(Stored records)

>> Start

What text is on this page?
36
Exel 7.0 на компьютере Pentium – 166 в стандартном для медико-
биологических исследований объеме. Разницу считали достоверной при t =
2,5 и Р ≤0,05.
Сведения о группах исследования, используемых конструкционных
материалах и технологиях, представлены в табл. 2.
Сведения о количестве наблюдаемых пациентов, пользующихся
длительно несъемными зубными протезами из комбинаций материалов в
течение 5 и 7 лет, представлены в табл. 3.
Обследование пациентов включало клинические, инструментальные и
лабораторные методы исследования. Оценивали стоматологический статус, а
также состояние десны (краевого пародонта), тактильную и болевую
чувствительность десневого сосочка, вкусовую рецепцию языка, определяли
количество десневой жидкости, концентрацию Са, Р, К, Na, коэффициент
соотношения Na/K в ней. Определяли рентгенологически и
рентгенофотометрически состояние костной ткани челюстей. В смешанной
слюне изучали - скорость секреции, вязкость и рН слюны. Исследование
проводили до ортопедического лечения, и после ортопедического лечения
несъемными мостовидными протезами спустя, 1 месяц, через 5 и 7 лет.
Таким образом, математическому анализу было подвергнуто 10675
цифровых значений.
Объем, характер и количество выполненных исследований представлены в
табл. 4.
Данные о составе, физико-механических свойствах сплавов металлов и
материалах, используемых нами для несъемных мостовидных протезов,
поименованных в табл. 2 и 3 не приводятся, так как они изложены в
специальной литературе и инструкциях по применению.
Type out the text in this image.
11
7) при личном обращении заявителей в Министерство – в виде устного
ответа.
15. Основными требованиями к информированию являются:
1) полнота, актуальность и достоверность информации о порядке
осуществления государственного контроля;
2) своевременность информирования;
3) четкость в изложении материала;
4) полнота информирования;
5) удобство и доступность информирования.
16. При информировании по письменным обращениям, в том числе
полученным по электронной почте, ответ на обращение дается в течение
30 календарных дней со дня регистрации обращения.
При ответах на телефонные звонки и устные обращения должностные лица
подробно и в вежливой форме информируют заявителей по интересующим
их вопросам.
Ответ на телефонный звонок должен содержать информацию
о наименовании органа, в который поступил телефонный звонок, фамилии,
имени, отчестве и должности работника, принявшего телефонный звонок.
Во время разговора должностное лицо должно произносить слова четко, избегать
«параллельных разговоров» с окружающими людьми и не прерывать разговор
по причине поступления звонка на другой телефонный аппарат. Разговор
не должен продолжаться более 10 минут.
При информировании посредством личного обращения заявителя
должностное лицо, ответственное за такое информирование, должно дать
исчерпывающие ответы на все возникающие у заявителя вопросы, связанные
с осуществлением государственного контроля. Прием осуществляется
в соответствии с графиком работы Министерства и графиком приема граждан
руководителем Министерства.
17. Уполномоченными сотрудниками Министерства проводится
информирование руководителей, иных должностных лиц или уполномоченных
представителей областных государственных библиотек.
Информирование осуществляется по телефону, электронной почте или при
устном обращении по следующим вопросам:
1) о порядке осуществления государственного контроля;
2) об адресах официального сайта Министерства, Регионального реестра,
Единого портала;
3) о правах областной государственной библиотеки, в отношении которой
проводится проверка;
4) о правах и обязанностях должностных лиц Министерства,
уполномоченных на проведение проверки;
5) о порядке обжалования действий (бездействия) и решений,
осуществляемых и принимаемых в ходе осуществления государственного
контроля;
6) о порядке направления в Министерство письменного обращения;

>> End

REQUIREMENT
Copy all data exactly, start to finish.

EXERCISE SOLUTION
What text is on this page?
36
Exel 7.0 на компьютере Pentium – 166 в стандартном для медико-
биологических исследований объеме. Разницу считали достоверной при t =
2,5 и Р ≤0,05.
Сведения о группах исследования, используемых конструкционных
материалах и технологиях, представлены в табл. 2.
Сведения о количестве наблюдаемых пациентов, пользующихся
длительно несъемными зубными протезами из комбинаций материалов в
течение 5 и 7 лет, представлены в табл. 3.
Обследование пациентов включало клинические, инструментальные и
лабораторные методы исследования. Оценивали стоматологический статус, а
также состояние десны (краевого пародонта), тактильную и болевую
чувствительность десневого сосочка, вкусовую рецепцию языка, определяли
количество десневой жидкости, концентрацию Са, Р, К, Na, коэффициент
соотношения Na/K в ней. Определяли рентгенологически и
рентгенофотометрически состояние костной ткани челюстей. В смешанной
слюне изучали - скорость секреции, вязкость и рН слюны. Исследование
проводили до ортопедического лечения, и после ортопедического лечения
несъемными мостовидными протезами спустя, 1 месяц, через 5 и 7 лет.
Таким образом, математическому анализу было подвергнуто 10675
цифровых значений.
Объем, характер и количество выполненных исследований представлены в
табл. 4.
Данные о составе, физико-механических свойствах сплавов металлов и
материалах, используемых нами для несъемных мостовидных протезов,
поименованных в табл. 2 и 3 не приводятся, так как они изложены в
специальной литературе и инструкциях по применению.
Type out the text in this image.
11
7) при личном обращении заявителей в Министерство – в виде устного
ответа.
15. Основными требованиями к информированию являются:
1) полнота, актуальность и достоверность информации о порядке
осуществления государственного контроля;
2) своевременность информирования;
3) четкость в изложении материала;
4) полнота информирования;
5) удобство и доступность информирования.
16. При информировании по письменным обращениям, в том числе
полученным по электронной почте, ответ на обращение дается в течение
30 календарных дней со дня регистрации обращения.
При ответах на телефонные звонки и устные обращения должностные лица
подробно и в вежливой форме информируют заявителей по интересующим
их вопросам.
Ответ на телефонный звонок должен содержать информацию
о наименовании органа, в который поступил телефонный звонок, фамилии,
имени, отчестве и должности работника, принявшего телефонный звонок.
Во время разговора должностное лицо должно произносить слова четко, избегать
«параллельных разговоров» с окружающими людьми и не прерывать разговор
по причине поступления звонка на другой телефонный аппарат. Разговор
не должен продолжаться более 10 минут.
При информировании посредством личного обращения заявителя
должностное лицо, ответственное за такое информирование, должно дать
исчерпывающие ответы на все возникающие у заявителя вопросы, связанные
с осуществлением государственного контроля. Прием осуществляется
в соответствии с графиком работы Министерства и графиком приема граждан
руководителем Министерства.
17. Уполномоченными сотрудниками Министерства проводится
информирование руководителей, иных должностных лиц или уполномоченных
представителей областных государственных библиотек.
Информирование осуществляется по телефону, электронной почте или при
устном обращении по следующим вопросам:
1) о порядке осуществления государственного контроля;
2) об адресах официального сайта Министерства, Регионального реестра,
Единого портала;
3) о правах областной государственной библиотеки, в отношении которой
проводится проверка;
4) о правах и обязанностях должностных лиц Министерства,
уполномоченных на проведение проверки;
5) о порядке обжалования действий (бездействия) и решений,
осуществляемых и принимаемых в ходе осуществления государственного
контроля;
6) о порядке направления в Министерство письменного обращения;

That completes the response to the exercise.